» What is needed:
Transcribe all the entries word for word, skipping the pictures.

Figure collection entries
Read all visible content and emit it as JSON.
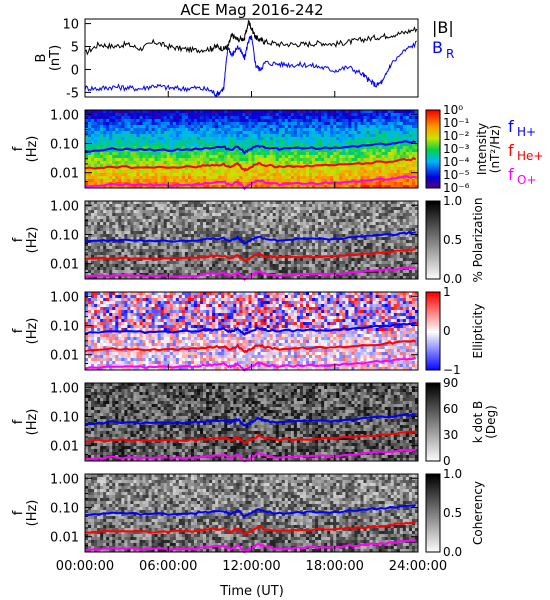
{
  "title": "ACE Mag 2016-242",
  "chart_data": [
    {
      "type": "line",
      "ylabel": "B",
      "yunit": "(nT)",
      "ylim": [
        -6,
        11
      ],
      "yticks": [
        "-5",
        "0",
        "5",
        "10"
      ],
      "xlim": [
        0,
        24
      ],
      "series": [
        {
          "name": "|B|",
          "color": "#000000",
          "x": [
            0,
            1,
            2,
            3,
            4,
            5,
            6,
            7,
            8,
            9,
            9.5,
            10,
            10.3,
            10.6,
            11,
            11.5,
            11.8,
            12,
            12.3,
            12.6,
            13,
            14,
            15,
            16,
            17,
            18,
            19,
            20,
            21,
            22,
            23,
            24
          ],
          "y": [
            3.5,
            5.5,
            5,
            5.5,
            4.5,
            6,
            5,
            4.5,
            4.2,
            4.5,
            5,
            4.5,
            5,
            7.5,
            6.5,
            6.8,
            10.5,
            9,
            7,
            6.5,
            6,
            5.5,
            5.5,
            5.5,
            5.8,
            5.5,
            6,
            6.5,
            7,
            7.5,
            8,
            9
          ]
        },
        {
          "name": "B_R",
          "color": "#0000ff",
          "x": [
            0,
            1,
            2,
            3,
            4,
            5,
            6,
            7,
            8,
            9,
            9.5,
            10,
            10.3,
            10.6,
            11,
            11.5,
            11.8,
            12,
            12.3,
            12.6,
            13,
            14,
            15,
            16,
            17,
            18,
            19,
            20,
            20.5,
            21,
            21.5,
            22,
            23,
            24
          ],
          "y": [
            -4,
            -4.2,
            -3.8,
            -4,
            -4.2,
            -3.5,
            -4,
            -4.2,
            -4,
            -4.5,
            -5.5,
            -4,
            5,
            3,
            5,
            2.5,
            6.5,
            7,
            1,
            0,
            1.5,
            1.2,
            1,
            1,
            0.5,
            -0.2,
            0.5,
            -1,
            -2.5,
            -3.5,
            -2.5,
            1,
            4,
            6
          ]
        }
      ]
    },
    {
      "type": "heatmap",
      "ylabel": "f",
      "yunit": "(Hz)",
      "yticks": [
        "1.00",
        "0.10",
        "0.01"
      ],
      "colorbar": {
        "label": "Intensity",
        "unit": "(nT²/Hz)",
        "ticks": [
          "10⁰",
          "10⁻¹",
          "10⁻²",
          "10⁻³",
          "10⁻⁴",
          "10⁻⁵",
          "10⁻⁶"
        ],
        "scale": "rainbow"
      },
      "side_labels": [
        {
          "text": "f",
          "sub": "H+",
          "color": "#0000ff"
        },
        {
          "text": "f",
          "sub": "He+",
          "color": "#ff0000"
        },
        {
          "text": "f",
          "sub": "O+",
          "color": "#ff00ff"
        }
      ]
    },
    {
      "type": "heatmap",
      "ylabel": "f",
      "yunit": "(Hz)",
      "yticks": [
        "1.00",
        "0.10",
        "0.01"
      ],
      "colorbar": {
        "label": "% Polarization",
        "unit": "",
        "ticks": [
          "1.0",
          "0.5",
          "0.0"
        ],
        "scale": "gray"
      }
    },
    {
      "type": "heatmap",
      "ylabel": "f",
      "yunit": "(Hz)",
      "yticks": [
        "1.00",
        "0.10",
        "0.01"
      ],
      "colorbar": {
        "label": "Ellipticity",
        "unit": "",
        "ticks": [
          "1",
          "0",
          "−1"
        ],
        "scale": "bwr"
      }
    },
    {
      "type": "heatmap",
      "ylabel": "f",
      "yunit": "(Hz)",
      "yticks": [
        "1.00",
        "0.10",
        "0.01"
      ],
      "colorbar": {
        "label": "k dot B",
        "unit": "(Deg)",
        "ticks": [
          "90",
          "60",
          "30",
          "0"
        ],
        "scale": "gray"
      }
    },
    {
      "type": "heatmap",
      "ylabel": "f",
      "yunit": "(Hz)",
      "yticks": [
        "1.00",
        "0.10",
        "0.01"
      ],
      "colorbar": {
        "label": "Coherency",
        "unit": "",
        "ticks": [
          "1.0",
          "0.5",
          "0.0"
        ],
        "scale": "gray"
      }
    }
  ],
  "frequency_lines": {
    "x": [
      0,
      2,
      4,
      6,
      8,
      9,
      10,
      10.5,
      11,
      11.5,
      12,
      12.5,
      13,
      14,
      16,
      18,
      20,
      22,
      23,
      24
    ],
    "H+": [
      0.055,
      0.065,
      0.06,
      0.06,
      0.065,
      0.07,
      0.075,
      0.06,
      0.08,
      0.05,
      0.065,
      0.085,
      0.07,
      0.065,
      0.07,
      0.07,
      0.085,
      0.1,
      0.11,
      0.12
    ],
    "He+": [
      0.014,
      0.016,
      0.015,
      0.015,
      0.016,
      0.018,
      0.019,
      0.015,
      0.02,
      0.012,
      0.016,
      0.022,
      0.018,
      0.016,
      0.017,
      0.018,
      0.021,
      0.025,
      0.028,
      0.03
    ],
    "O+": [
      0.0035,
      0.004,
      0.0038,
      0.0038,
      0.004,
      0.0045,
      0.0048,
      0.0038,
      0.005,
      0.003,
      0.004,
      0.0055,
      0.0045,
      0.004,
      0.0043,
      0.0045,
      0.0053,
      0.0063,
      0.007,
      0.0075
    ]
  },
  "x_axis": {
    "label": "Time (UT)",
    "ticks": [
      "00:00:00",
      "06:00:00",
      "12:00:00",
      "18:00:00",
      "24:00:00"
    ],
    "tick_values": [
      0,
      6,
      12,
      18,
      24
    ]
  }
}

» Exercise output:
Read all visible content and emit it as JSON.
{
  "title": "ACE Mag 2016-242",
  "chart_data": [
    {
      "type": "line",
      "ylabel": "B",
      "yunit": "(nT)",
      "ylim": [
        -6,
        11
      ],
      "yticks": [
        "-5",
        "0",
        "5",
        "10"
      ],
      "xlim": [
        0,
        24
      ],
      "series": [
        {
          "name": "|B|",
          "color": "#000000",
          "x": [
            0,
            1,
            2,
            3,
            4,
            5,
            6,
            7,
            8,
            9,
            9.5,
            10,
            10.3,
            10.6,
            11,
            11.5,
            11.8,
            12,
            12.3,
            12.6,
            13,
            14,
            15,
            16,
            17,
            18,
            19,
            20,
            21,
            22,
            23,
            24
          ],
          "y": [
            3.5,
            5.5,
            5,
            5.5,
            4.5,
            6,
            5,
            4.5,
            4.2,
            4.5,
            5,
            4.5,
            5,
            7.5,
            6.5,
            6.8,
            10.5,
            9,
            7,
            6.5,
            6,
            5.5,
            5.5,
            5.5,
            5.8,
            5.5,
            6,
            6.5,
            7,
            7.5,
            8,
            9
          ]
        },
        {
          "name": "B_R",
          "color": "#0000ff",
          "x": [
            0,
            1,
            2,
            3,
            4,
            5,
            6,
            7,
            8,
            9,
            9.5,
            10,
            10.3,
            10.6,
            11,
            11.5,
            11.8,
            12,
            12.3,
            12.6,
            13,
            14,
            15,
            16,
            17,
            18,
            19,
            20,
            20.5,
            21,
            21.5,
            22,
            23,
            24
          ],
          "y": [
            -4,
            -4.2,
            -3.8,
            -4,
            -4.2,
            -3.5,
            -4,
            -4.2,
            -4,
            -4.5,
            -5.5,
            -4,
            5,
            3,
            5,
            2.5,
            6.5,
            7,
            1,
            0,
            1.5,
            1.2,
            1,
            1,
            0.5,
            -0.2,
            0.5,
            -1,
            -2.5,
            -3.5,
            -2.5,
            1,
            4,
            6
          ]
        }
      ]
    },
    {
      "type": "heatmap",
      "ylabel": "f",
      "yunit": "(Hz)",
      "yticks": [
        "1.00",
        "0.10",
        "0.01"
      ],
      "colorbar": {
        "label": "Intensity",
        "unit": "(nT²/Hz)",
        "ticks": [
          "10⁰",
          "10⁻¹",
          "10⁻²",
          "10⁻³",
          "10⁻⁴",
          "10⁻⁵",
          "10⁻⁶"
        ],
        "scale": "rainbow"
      },
      "side_labels": [
        {
          "text": "f",
          "sub": "H+",
          "color": "#0000ff"
        },
        {
          "text": "f",
          "sub": "He+",
          "color": "#ff0000"
        },
        {
          "text": "f",
          "sub": "O+",
          "color": "#ff00ff"
        }
      ]
    },
    {
      "type": "heatmap",
      "ylabel": "f",
      "yunit": "(Hz)",
      "yticks": [
        "1.00",
        "0.10",
        "0.01"
      ],
      "colorbar": {
        "label": "% Polarization",
        "unit": "",
        "ticks": [
          "1.0",
          "0.5",
          "0.0"
        ],
        "scale": "gray"
      }
    },
    {
      "type": "heatmap",
      "ylabel": "f",
      "yunit": "(Hz)",
      "yticks": [
        "1.00",
        "0.10",
        "0.01"
      ],
      "colorbar": {
        "label": "Ellipticity",
        "unit": "",
        "ticks": [
          "1",
          "0",
          "−1"
        ],
        "scale": "bwr"
      }
    },
    {
      "type": "heatmap",
      "ylabel": "f",
      "yunit": "(Hz)",
      "yticks": [
        "1.00",
        "0.10",
        "0.01"
      ],
      "colorbar": {
        "label": "k dot B",
        "unit": "(Deg)",
        "ticks": [
          "90",
          "60",
          "30",
          "0"
        ],
        "scale": "gray"
      }
    },
    {
      "type": "heatmap",
      "ylabel": "f",
      "yunit": "(Hz)",
      "yticks": [
        "1.00",
        "0.10",
        "0.01"
      ],
      "colorbar": {
        "label": "Coherency",
        "unit": "",
        "ticks": [
          "1.0",
          "0.5",
          "0.0"
        ],
        "scale": "gray"
      }
    }
  ],
  "frequency_lines": {
    "x": [
      0,
      2,
      4,
      6,
      8,
      9,
      10,
      10.5,
      11,
      11.5,
      12,
      12.5,
      13,
      14,
      16,
      18,
      20,
      22,
      23,
      24
    ],
    "H+": [
      0.055,
      0.065,
      0.06,
      0.06,
      0.065,
      0.07,
      0.075,
      0.06,
      0.08,
      0.05,
      0.065,
      0.085,
      0.07,
      0.065,
      0.07,
      0.07,
      0.085,
      0.1,
      0.11,
      0.12
    ],
    "He+": [
      0.014,
      0.016,
      0.015,
      0.015,
      0.016,
      0.018,
      0.019,
      0.015,
      0.02,
      0.012,
      0.016,
      0.022,
      0.018,
      0.016,
      0.017,
      0.018,
      0.021,
      0.025,
      0.028,
      0.03
    ],
    "O+": [
      0.0035,
      0.004,
      0.0038,
      0.0038,
      0.004,
      0.0045,
      0.0048,
      0.0038,
      0.005,
      0.003,
      0.004,
      0.0055,
      0.0045,
      0.004,
      0.0043,
      0.0045,
      0.0053,
      0.0063,
      0.007,
      0.0075
    ]
  },
  "x_axis": {
    "label": "Time (UT)",
    "ticks": [
      "00:00:00",
      "06:00:00",
      "12:00:00",
      "18:00:00",
      "24:00:00"
    ],
    "tick_values": [
      0,
      6,
      12,
      18,
      24
    ]
  }
}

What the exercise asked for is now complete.